* **Data shown**
:::::

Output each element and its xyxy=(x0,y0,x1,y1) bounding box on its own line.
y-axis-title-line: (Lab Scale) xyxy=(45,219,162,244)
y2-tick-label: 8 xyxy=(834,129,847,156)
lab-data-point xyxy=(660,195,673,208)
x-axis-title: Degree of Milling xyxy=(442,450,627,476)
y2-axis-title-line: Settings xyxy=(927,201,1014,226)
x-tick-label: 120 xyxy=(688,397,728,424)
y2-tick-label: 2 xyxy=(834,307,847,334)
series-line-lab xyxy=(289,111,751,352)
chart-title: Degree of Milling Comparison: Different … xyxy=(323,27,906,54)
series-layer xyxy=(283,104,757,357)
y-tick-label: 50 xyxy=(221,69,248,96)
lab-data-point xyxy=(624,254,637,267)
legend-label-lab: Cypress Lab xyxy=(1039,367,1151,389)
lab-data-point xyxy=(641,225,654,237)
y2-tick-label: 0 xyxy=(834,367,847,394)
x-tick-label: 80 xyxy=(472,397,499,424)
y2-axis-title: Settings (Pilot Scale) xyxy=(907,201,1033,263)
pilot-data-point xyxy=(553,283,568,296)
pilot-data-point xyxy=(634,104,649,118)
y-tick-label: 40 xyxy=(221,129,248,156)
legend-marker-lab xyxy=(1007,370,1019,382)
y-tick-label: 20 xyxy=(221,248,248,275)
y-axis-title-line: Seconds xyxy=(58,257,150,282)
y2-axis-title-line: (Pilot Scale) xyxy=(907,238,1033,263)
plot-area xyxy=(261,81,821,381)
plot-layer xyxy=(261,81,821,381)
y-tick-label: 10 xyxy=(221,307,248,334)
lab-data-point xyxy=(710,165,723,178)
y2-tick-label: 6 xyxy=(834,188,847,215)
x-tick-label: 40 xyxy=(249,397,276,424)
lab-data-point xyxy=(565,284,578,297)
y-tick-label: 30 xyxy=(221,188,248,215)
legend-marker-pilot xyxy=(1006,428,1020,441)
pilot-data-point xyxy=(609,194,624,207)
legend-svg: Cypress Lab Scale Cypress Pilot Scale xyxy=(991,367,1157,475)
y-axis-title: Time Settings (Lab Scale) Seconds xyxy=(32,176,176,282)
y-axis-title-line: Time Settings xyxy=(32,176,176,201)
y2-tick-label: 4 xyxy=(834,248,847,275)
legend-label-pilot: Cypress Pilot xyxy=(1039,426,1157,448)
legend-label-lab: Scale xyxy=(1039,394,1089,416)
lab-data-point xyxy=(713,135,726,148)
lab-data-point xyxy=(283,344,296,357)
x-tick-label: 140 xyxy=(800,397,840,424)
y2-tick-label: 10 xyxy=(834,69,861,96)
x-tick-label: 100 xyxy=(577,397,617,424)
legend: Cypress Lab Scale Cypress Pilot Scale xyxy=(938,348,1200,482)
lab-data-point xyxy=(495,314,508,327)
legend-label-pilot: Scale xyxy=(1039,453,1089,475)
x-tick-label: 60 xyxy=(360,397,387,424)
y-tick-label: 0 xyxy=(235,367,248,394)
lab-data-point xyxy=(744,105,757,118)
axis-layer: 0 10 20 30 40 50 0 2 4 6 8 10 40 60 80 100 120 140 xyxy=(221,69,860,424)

:::::

* **To be done**
Return every row above unchanged and in the same order.

* **The reply**
Output each element and its xyxy=(x0,y0,x1,y1) bounding box on its own line.
y-axis-title-line: (Lab Scale) xyxy=(45,219,162,244)
y2-tick-label: 8 xyxy=(834,129,847,156)
lab-data-point xyxy=(660,195,673,208)
x-axis-title: Degree of Milling xyxy=(442,450,627,476)
y2-axis-title-line: Settings xyxy=(927,201,1014,226)
x-tick-label: 120 xyxy=(688,397,728,424)
y2-tick-label: 2 xyxy=(834,307,847,334)
series-line-lab xyxy=(289,111,751,352)
chart-title: Degree of Milling Comparison: Different … xyxy=(323,27,906,54)
series-layer xyxy=(283,104,757,357)
y-tick-label: 50 xyxy=(221,69,248,96)
lab-data-point xyxy=(624,254,637,267)
legend-label-lab: Cypress Lab xyxy=(1039,367,1151,389)
lab-data-point xyxy=(641,225,654,237)
y2-tick-label: 0 xyxy=(834,367,847,394)
x-tick-label: 80 xyxy=(472,397,499,424)
y2-axis-title: Settings (Pilot Scale) xyxy=(907,201,1033,263)
pilot-data-point xyxy=(553,283,568,296)
pilot-data-point xyxy=(634,104,649,118)
y-tick-label: 40 xyxy=(221,129,248,156)
legend-marker-lab xyxy=(1007,370,1019,382)
y-tick-label: 20 xyxy=(221,248,248,275)
y-axis-title-line: Seconds xyxy=(58,257,150,282)
y2-axis-title-line: (Pilot Scale) xyxy=(907,238,1033,263)
plot-area xyxy=(261,81,821,381)
plot-layer xyxy=(261,81,821,381)
y-tick-label: 10 xyxy=(221,307,248,334)
lab-data-point xyxy=(710,165,723,178)
y2-tick-label: 6 xyxy=(834,188,847,215)
x-tick-label: 40 xyxy=(249,397,276,424)
lab-data-point xyxy=(565,284,578,297)
y-tick-label: 30 xyxy=(221,188,248,215)
legend-marker-pilot xyxy=(1006,428,1020,441)
pilot-data-point xyxy=(609,194,624,207)
legend-svg: Cypress Lab Scale Cypress Pilot Scale xyxy=(991,367,1157,475)
y-axis-title: Time Settings (Lab Scale) Seconds xyxy=(32,176,176,282)
y-axis-title-line: Time Settings xyxy=(32,176,176,201)
y2-tick-label: 4 xyxy=(834,248,847,275)
legend-label-pilot: Cypress Pilot xyxy=(1039,426,1157,448)
legend-label-lab: Scale xyxy=(1039,394,1089,416)
lab-data-point xyxy=(713,135,726,148)
lab-data-point xyxy=(283,344,296,357)
x-tick-label: 140 xyxy=(800,397,840,424)
y2-tick-label: 10 xyxy=(834,69,861,96)
x-tick-label: 100 xyxy=(577,397,617,424)
legend: Cypress Lab Scale Cypress Pilot Scale xyxy=(938,348,1200,482)
lab-data-point xyxy=(495,314,508,327)
legend-label-pilot: Scale xyxy=(1039,453,1089,475)
x-tick-label: 60 xyxy=(360,397,387,424)
y-tick-label: 0 xyxy=(235,367,248,394)
lab-data-point xyxy=(744,105,757,118)
axis-layer: 0 10 20 30 40 50 0 2 4 6 8 10 40 60 80 100 120 140 xyxy=(221,69,860,424)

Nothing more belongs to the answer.